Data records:
# # # # #

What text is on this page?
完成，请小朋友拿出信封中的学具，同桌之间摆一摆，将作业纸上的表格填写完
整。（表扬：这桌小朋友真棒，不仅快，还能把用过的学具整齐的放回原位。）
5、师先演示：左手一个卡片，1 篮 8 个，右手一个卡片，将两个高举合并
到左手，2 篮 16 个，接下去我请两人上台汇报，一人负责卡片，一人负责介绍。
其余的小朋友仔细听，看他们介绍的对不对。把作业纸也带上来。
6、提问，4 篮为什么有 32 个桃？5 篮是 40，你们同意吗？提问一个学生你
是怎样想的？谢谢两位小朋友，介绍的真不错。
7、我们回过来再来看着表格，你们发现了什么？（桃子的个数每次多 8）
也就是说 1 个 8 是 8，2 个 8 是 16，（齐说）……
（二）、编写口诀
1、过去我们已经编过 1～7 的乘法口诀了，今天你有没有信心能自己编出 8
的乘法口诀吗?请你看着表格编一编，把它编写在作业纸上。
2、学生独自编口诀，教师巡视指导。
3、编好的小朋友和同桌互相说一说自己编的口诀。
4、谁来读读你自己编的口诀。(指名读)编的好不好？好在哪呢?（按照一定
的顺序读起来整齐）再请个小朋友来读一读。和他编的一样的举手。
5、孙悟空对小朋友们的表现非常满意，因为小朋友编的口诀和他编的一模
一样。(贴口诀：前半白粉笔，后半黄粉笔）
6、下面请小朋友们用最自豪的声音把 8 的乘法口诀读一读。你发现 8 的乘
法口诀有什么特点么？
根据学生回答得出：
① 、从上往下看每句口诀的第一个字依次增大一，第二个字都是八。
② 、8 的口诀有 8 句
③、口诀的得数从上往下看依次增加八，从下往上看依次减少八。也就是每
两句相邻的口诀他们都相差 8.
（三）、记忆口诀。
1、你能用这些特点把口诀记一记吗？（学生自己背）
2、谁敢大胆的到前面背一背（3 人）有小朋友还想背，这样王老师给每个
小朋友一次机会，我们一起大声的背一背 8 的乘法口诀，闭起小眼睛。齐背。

# # # # #

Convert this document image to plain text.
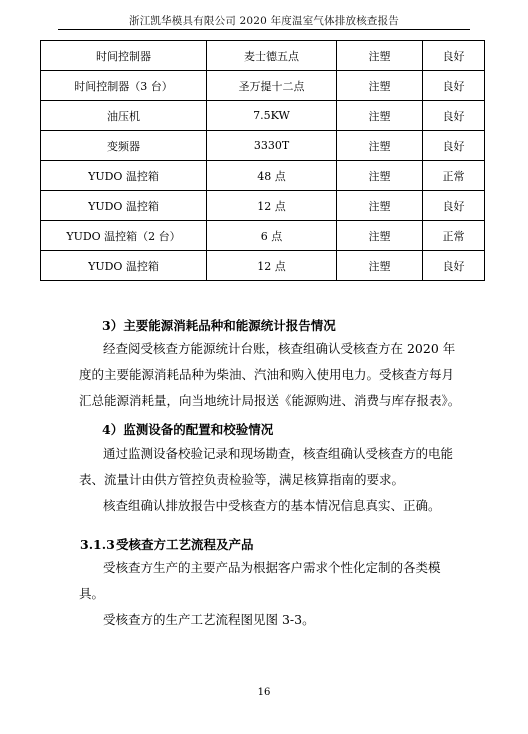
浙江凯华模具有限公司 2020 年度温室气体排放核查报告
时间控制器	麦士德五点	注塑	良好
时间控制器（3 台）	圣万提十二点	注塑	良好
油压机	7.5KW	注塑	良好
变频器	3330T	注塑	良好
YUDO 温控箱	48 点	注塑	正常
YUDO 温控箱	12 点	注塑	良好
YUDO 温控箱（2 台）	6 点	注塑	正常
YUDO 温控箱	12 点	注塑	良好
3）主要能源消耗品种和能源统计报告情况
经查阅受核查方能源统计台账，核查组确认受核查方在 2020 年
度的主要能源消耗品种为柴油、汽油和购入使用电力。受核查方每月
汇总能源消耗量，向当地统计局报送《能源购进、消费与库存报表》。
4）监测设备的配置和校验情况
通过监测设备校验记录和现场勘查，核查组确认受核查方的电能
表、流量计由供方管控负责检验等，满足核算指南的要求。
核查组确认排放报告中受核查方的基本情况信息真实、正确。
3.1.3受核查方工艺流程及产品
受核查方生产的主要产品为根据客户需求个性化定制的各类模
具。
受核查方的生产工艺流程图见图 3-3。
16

# # # # #

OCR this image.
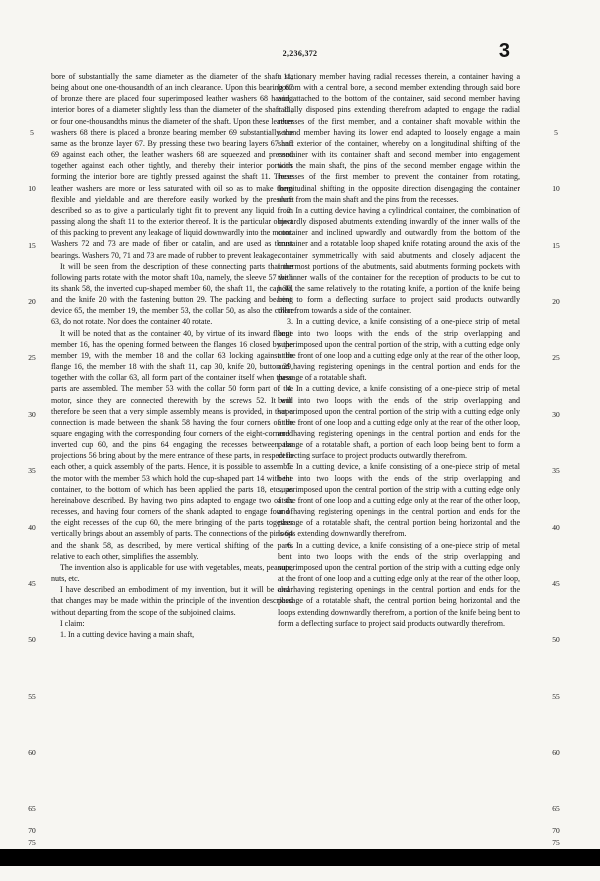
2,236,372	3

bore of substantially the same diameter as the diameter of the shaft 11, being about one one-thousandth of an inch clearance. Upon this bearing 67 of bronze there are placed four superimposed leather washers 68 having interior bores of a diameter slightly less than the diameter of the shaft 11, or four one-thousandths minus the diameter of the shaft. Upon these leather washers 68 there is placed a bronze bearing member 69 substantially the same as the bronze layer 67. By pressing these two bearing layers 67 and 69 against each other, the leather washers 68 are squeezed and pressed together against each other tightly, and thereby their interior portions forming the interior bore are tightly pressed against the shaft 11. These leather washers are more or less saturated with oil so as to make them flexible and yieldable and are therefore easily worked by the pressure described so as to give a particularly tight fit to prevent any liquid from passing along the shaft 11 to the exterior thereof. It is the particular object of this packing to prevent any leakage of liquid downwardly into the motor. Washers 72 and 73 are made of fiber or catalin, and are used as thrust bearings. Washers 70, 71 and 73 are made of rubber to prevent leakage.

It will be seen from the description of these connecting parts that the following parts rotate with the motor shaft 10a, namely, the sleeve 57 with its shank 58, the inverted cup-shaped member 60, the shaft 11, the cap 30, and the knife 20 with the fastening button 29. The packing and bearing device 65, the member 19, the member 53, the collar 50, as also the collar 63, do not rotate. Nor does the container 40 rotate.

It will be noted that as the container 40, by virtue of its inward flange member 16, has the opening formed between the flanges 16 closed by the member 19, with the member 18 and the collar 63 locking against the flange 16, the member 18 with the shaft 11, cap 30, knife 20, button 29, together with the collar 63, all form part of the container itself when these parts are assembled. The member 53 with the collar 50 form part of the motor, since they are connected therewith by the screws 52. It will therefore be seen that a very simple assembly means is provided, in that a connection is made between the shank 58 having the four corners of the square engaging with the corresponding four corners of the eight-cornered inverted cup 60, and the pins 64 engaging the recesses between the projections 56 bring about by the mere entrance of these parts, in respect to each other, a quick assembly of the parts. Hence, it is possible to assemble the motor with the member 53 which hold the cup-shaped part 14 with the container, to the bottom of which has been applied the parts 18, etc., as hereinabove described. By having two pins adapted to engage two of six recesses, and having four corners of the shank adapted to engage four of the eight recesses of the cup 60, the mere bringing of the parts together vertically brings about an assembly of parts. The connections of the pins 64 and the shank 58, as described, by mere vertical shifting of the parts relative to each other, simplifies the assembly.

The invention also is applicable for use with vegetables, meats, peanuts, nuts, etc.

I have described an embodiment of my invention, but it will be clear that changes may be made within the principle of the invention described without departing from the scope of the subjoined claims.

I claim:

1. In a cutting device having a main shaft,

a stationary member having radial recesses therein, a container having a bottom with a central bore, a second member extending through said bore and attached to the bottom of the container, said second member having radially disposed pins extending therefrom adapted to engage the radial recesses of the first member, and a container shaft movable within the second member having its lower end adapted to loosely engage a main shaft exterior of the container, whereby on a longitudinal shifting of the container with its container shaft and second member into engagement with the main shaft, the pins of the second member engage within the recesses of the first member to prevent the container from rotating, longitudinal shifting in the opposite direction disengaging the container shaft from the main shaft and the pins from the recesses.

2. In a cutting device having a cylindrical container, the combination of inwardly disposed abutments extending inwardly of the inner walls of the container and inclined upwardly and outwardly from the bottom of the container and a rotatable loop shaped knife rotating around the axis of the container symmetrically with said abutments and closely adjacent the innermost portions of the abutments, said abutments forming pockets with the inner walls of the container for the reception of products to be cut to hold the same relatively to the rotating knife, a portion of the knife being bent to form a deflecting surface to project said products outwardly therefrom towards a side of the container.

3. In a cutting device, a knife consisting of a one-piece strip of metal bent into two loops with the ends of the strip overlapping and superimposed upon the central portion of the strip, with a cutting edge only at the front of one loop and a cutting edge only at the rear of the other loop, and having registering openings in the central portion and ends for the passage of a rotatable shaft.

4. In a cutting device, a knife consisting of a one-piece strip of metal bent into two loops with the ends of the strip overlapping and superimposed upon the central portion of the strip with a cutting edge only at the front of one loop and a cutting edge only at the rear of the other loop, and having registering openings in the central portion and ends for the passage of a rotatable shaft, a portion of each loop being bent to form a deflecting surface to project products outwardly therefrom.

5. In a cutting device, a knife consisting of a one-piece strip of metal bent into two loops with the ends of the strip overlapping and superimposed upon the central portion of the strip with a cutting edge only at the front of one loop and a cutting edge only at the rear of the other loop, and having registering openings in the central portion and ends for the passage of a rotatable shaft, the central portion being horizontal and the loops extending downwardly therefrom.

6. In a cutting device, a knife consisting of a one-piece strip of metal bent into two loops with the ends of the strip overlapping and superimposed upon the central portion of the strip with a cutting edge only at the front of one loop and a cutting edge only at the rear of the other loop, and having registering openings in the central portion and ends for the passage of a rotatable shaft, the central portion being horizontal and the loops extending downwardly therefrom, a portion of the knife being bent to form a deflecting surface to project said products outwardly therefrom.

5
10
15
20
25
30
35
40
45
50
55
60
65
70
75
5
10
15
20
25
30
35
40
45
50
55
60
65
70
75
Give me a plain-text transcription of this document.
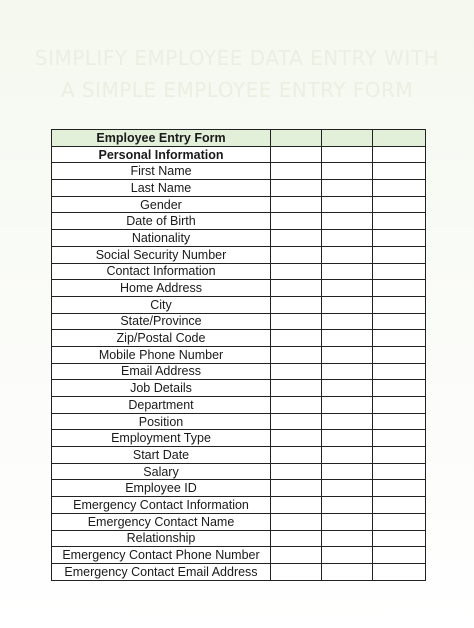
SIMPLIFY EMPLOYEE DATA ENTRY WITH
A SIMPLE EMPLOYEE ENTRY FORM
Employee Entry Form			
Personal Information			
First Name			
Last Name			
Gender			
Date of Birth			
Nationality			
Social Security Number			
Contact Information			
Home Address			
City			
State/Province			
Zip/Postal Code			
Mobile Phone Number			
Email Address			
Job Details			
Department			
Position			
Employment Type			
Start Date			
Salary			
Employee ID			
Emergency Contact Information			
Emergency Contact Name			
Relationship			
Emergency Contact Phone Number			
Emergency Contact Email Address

# # # # #

Stated task :: Search the data above for the string "Emergency" and return every line that has it.

Answer to this task ::
Emergency Contact Information			
Emergency Contact Name			
Emergency Contact Phone Number			
Emergency Contact Email Address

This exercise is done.